(Structured figure records)
☆ ☆ ☆ ☆ ☆
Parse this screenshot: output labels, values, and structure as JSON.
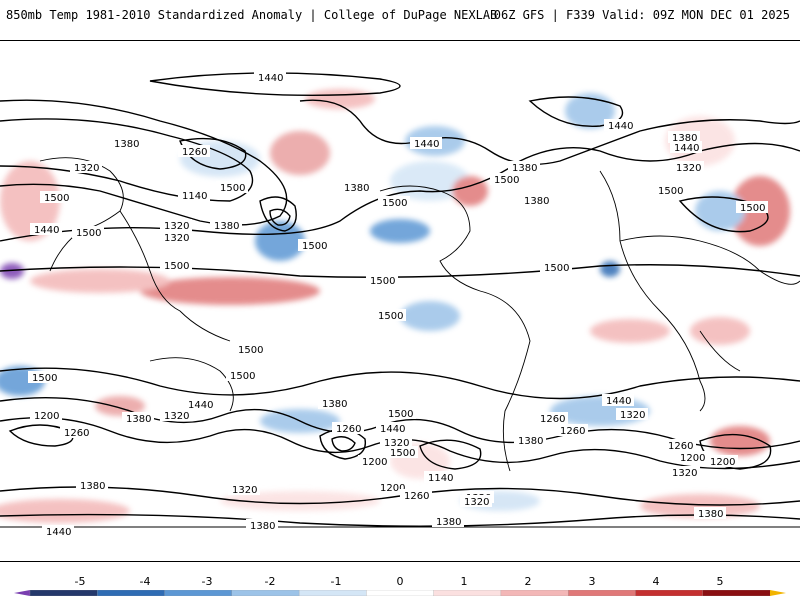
{
  "header": {
    "title": "850mb Temp 1981-2010 Standardized Anomaly | College of DuPage NEXLAB",
    "run_info": "06Z GFS | F339 Valid: 09Z MON DEC 01 2025"
  },
  "map": {
    "contour_labels": [
      "1440",
      "1440",
      "1440",
      "1380",
      "1380",
      "1380",
      "1380",
      "1320",
      "1320",
      "1320",
      "1260",
      "1140",
      "1440",
      "1380",
      "1380",
      "1320",
      "1500",
      "1500",
      "1500",
      "1500",
      "1500",
      "1440",
      "1500",
      "1500",
      "1500",
      "1500",
      "1500",
      "1500",
      "1500",
      "1500",
      "1500",
      "1500",
      "1440",
      "1380",
      "1320",
      "1200",
      "1260",
      "1380",
      "1320",
      "1440",
      "1260",
      "1200",
      "1320",
      "1500",
      "1440",
      "1320",
      "1200",
      "1380",
      "1260",
      "1140",
      "1200",
      "1260",
      "1320",
      "1380",
      "1380",
      "1260",
      "1500",
      "1320",
      "1260",
      "1380",
      "1320",
      "1200",
      "1440",
      "1380",
      "1320"
    ]
  },
  "colorbar": {
    "ticks": [
      "-5",
      "-4",
      "-3",
      "-2",
      "-1",
      "0",
      "1",
      "2",
      "3",
      "4",
      "5"
    ],
    "colors": [
      "#7a3fb0",
      "#24386b",
      "#2f6cb4",
      "#5c97d4",
      "#9cc3e8",
      "#d4e6f6",
      "#ffffff",
      "#fbe0e0",
      "#f3b7b7",
      "#e07878",
      "#c43030",
      "#8a0f12",
      "#f2b400"
    ]
  }
}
☆ ☆ ☆ ☆ ☆
Write the entries above out in full, exactly, with no images.

Parse this screenshot: output labels, values, and structure as JSON.
{
  "header": {
    "title": "850mb Temp 1981-2010 Standardized Anomaly | College of DuPage NEXLAB",
    "run_info": "06Z GFS | F339 Valid: 09Z MON DEC 01 2025"
  },
  "map": {
    "contour_labels": [
      "1440",
      "1440",
      "1440",
      "1380",
      "1380",
      "1380",
      "1380",
      "1320",
      "1320",
      "1320",
      "1260",
      "1140",
      "1440",
      "1380",
      "1380",
      "1320",
      "1500",
      "1500",
      "1500",
      "1500",
      "1500",
      "1440",
      "1500",
      "1500",
      "1500",
      "1500",
      "1500",
      "1500",
      "1500",
      "1500",
      "1500",
      "1500",
      "1440",
      "1380",
      "1320",
      "1200",
      "1260",
      "1380",
      "1320",
      "1440",
      "1260",
      "1200",
      "1320",
      "1500",
      "1440",
      "1320",
      "1200",
      "1380",
      "1260",
      "1140",
      "1200",
      "1260",
      "1320",
      "1380",
      "1380",
      "1260",
      "1500",
      "1320",
      "1260",
      "1380",
      "1320",
      "1200",
      "1440",
      "1380",
      "1320"
    ]
  },
  "colorbar": {
    "ticks": [
      "-5",
      "-4",
      "-3",
      "-2",
      "-1",
      "0",
      "1",
      "2",
      "3",
      "4",
      "5"
    ],
    "colors": [
      "#7a3fb0",
      "#24386b",
      "#2f6cb4",
      "#5c97d4",
      "#9cc3e8",
      "#d4e6f6",
      "#ffffff",
      "#fbe0e0",
      "#f3b7b7",
      "#e07878",
      "#c43030",
      "#8a0f12",
      "#f2b400"
    ]
  }
}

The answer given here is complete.